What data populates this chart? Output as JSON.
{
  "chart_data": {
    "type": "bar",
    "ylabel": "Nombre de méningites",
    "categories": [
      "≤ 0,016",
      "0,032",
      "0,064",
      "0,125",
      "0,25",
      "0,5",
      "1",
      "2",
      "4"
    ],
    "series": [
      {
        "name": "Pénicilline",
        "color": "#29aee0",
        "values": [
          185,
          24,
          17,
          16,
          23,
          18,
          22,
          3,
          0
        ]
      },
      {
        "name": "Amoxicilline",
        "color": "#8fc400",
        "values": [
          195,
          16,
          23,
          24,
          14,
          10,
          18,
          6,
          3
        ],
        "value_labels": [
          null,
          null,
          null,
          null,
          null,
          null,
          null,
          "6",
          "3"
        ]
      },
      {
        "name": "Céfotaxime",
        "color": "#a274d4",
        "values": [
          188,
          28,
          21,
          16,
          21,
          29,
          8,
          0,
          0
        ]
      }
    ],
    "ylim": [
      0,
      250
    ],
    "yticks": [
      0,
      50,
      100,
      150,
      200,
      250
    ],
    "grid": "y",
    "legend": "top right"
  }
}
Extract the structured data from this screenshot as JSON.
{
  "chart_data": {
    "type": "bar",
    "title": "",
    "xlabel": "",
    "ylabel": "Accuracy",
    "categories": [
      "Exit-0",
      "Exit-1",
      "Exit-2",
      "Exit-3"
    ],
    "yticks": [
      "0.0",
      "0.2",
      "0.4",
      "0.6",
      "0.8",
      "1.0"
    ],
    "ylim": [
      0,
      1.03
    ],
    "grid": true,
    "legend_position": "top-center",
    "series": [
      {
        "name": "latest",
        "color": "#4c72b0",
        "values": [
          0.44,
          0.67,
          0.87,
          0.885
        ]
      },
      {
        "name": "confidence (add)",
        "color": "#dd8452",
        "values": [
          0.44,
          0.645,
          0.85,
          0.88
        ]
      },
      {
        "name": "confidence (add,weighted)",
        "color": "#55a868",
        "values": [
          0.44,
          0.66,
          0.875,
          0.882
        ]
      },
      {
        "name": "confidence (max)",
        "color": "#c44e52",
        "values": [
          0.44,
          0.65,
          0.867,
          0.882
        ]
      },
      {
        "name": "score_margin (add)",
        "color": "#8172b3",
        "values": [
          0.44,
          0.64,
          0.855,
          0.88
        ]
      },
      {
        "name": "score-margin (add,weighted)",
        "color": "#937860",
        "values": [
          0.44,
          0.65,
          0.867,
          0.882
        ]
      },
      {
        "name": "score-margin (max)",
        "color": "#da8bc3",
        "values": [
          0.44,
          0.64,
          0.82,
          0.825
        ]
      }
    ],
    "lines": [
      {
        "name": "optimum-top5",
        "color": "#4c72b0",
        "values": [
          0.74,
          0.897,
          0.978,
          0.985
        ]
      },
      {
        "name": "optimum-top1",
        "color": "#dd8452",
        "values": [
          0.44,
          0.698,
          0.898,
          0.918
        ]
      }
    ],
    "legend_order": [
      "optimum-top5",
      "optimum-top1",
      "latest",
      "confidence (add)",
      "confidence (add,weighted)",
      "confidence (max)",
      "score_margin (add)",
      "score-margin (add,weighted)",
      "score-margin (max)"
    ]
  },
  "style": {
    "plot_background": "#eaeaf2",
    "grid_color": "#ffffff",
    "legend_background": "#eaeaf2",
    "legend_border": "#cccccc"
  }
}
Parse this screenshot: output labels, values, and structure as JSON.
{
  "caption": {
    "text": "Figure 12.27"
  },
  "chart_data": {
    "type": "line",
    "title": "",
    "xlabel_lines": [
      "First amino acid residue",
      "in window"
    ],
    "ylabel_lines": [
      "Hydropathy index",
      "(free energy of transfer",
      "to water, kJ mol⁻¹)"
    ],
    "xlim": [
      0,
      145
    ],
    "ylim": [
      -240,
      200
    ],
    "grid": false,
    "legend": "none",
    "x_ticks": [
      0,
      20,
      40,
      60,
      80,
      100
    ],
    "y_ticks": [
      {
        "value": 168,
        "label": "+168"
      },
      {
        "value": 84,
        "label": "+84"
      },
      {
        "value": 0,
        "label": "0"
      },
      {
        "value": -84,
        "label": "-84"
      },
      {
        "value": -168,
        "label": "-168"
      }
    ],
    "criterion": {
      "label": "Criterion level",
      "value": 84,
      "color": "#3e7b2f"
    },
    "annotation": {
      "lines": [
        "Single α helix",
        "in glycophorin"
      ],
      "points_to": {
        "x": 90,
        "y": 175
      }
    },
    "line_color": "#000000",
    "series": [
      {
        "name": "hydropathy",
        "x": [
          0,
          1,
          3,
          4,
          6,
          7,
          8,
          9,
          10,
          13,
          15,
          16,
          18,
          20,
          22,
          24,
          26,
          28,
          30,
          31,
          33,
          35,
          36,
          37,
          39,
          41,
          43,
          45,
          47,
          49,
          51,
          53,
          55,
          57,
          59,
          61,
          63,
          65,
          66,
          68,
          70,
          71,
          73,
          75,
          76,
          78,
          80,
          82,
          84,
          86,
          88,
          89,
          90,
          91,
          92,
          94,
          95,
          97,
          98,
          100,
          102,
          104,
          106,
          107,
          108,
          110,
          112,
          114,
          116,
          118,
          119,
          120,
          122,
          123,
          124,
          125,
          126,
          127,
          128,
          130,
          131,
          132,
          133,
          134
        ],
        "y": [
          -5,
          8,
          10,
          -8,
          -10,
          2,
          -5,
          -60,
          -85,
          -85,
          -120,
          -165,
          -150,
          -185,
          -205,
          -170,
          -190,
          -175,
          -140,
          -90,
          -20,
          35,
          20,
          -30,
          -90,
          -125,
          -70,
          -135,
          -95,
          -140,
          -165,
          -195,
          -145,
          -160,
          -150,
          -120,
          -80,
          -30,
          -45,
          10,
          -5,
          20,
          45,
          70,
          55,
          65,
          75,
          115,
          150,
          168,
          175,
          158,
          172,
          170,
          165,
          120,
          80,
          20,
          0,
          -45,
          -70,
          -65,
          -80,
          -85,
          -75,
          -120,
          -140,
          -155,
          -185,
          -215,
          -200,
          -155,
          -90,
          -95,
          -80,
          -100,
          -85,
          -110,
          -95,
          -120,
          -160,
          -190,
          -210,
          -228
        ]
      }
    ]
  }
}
__________
§ **TASK TO CARRY OUT**
Please output every record, keeping each line exact.

§ **SOLUTION TO THE PROBLEM**
What data populates this chart? Output as JSON.
{
  "chart_data": {
    "type": "bar",
    "ylabel": "Nombre de méningites",
    "categories": [
      "≤ 0,016",
      "0,032",
      "0,064",
      "0,125",
      "0,25",
      "0,5",
      "1",
      "2",
      "4"
    ],
    "series": [
      {
        "name": "Pénicilline",
        "color": "#29aee0",
        "values": [
          185,
          24,
          17,
          16,
          23,
          18,
          22,
          3,
          0
        ]
      },
      {
        "name": "Amoxicilline",
        "color": "#8fc400",
        "values": [
          195,
          16,
          23,
          24,
          14,
          10,
          18,
          6,
          3
        ],
        "value_labels": [
          null,
          null,
          null,
          null,
          null,
          null,
          null,
          "6",
          "3"
        ]
      },
      {
        "name": "Céfotaxime",
        "color": "#a274d4",
        "values": [
          188,
          28,
          21,
          16,
          21,
          29,
          8,
          0,
          0
        ]
      }
    ],
    "ylim": [
      0,
      250
    ],
    "yticks": [
      0,
      50,
      100,
      150,
      200,
      250
    ],
    "grid": "y",
    "legend": "top right"
  }
}
Extract the structured data from this screenshot as JSON.
{
  "chart_data": {
    "type": "bar",
    "title": "",
    "xlabel": "",
    "ylabel": "Accuracy",
    "categories": [
      "Exit-0",
      "Exit-1",
      "Exit-2",
      "Exit-3"
    ],
    "yticks": [
      "0.0",
      "0.2",
      "0.4",
      "0.6",
      "0.8",
      "1.0"
    ],
    "ylim": [
      0,
      1.03
    ],
    "grid": true,
    "legend_position": "top-center",
    "series": [
      {
        "name": "latest",
        "color": "#4c72b0",
        "values": [
          0.44,
          0.67,
          0.87,
          0.885
        ]
      },
      {
        "name": "confidence (add)",
        "color": "#dd8452",
        "values": [
          0.44,
          0.645,
          0.85,
          0.88
        ]
      },
      {
        "name": "confidence (add,weighted)",
        "color": "#55a868",
        "values": [
          0.44,
          0.66,
          0.875,
          0.882
        ]
      },
      {
        "name": "confidence (max)",
        "color": "#c44e52",
        "values": [
          0.44,
          0.65,
          0.867,
          0.882
        ]
      },
      {
        "name": "score_margin (add)",
        "color": "#8172b3",
        "values": [
          0.44,
          0.64,
          0.855,
          0.88
        ]
      },
      {
        "name": "score-margin (add,weighted)",
        "color": "#937860",
        "values": [
          0.44,
          0.65,
          0.867,
          0.882
        ]
      },
      {
        "name": "score-margin (max)",
        "color": "#da8bc3",
        "values": [
          0.44,
          0.64,
          0.82,
          0.825
        ]
      }
    ],
    "lines": [
      {
        "name": "optimum-top5",
        "color": "#4c72b0",
        "values": [
          0.74,
          0.897,
          0.978,
          0.985
        ]
      },
      {
        "name": "optimum-top1",
        "color": "#dd8452",
        "values": [
          0.44,
          0.698,
          0.898,
          0.918
        ]
      }
    ],
    "legend_order": [
      "optimum-top5",
      "optimum-top1",
      "latest",
      "confidence (add)",
      "confidence (add,weighted)",
      "confidence (max)",
      "score_margin (add)",
      "score-margin (add,weighted)",
      "score-margin (max)"
    ]
  },
  "style": {
    "plot_background": "#eaeaf2",
    "grid_color": "#ffffff",
    "legend_background": "#eaeaf2",
    "legend_border": "#cccccc"
  }
}
Parse this screenshot: output labels, values, and structure as JSON.
{
  "caption": {
    "text": "Figure 12.27"
  },
  "chart_data": {
    "type": "line",
    "title": "",
    "xlabel_lines": [
      "First amino acid residue",
      "in window"
    ],
    "ylabel_lines": [
      "Hydropathy index",
      "(free energy of transfer",
      "to water, kJ mol⁻¹)"
    ],
    "xlim": [
      0,
      145
    ],
    "ylim": [
      -240,
      200
    ],
    "grid": false,
    "legend": "none",
    "x_ticks": [
      0,
      20,
      40,
      60,
      80,
      100
    ],
    "y_ticks": [
      {
        "value": 168,
        "label": "+168"
      },
      {
        "value": 84,
        "label": "+84"
      },
      {
        "value": 0,
        "label": "0"
      },
      {
        "value": -84,
        "label": "-84"
      },
      {
        "value": -168,
        "label": "-168"
      }
    ],
    "criterion": {
      "label": "Criterion level",
      "value": 84,
      "color": "#3e7b2f"
    },
    "annotation": {
      "lines": [
        "Single α helix",
        "in glycophorin"
      ],
      "points_to": {
        "x": 90,
        "y": 175
      }
    },
    "line_color": "#000000",
    "series": [
      {
        "name": "hydropathy",
        "x": [
          0,
          1,
          3,
          4,
          6,
          7,
          8,
          9,
          10,
          13,
          15,
          16,
          18,
          20,
          22,
          24,
          26,
          28,
          30,
          31,
          33,
          35,
          36,
          37,
          39,
          41,
          43,
          45,
          47,
          49,
          51,
          53,
          55,
          57,
          59,
          61,
          63,
          65,
          66,
          68,
          70,
          71,
          73,
          75,
          76,
          78,
          80,
          82,
          84,
          86,
          88,
          89,
          90,
          91,
          92,
          94,
          95,
          97,
          98,
          100,
          102,
          104,
          106,
          107,
          108,
          110,
          112,
          114,
          116,
          118,
          119,
          120,
          122,
          123,
          124,
          125,
          126,
          127,
          128,
          130,
          131,
          132,
          133,
          134
        ],
        "y": [
          -5,
          8,
          10,
          -8,
          -10,
          2,
          -5,
          -60,
          -85,
          -85,
          -120,
          -165,
          -150,
          -185,
          -205,
          -170,
          -190,
          -175,
          -140,
          -90,
          -20,
          35,
          20,
          -30,
          -90,
          -125,
          -70,
          -135,
          -95,
          -140,
          -165,
          -195,
          -145,
          -160,
          -150,
          -120,
          -80,
          -30,
          -45,
          10,
          -5,
          20,
          45,
          70,
          55,
          65,
          75,
          115,
          150,
          168,
          175,
          158,
          172,
          170,
          165,
          120,
          80,
          20,
          0,
          -45,
          -70,
          -65,
          -80,
          -85,
          -75,
          -120,
          -140,
          -155,
          -185,
          -215,
          -200,
          -155,
          -90,
          -95,
          -80,
          -100,
          -85,
          -110,
          -95,
          -120,
          -160,
          -190,
          -210,
          -228
        ]
      }
    ]
  }
}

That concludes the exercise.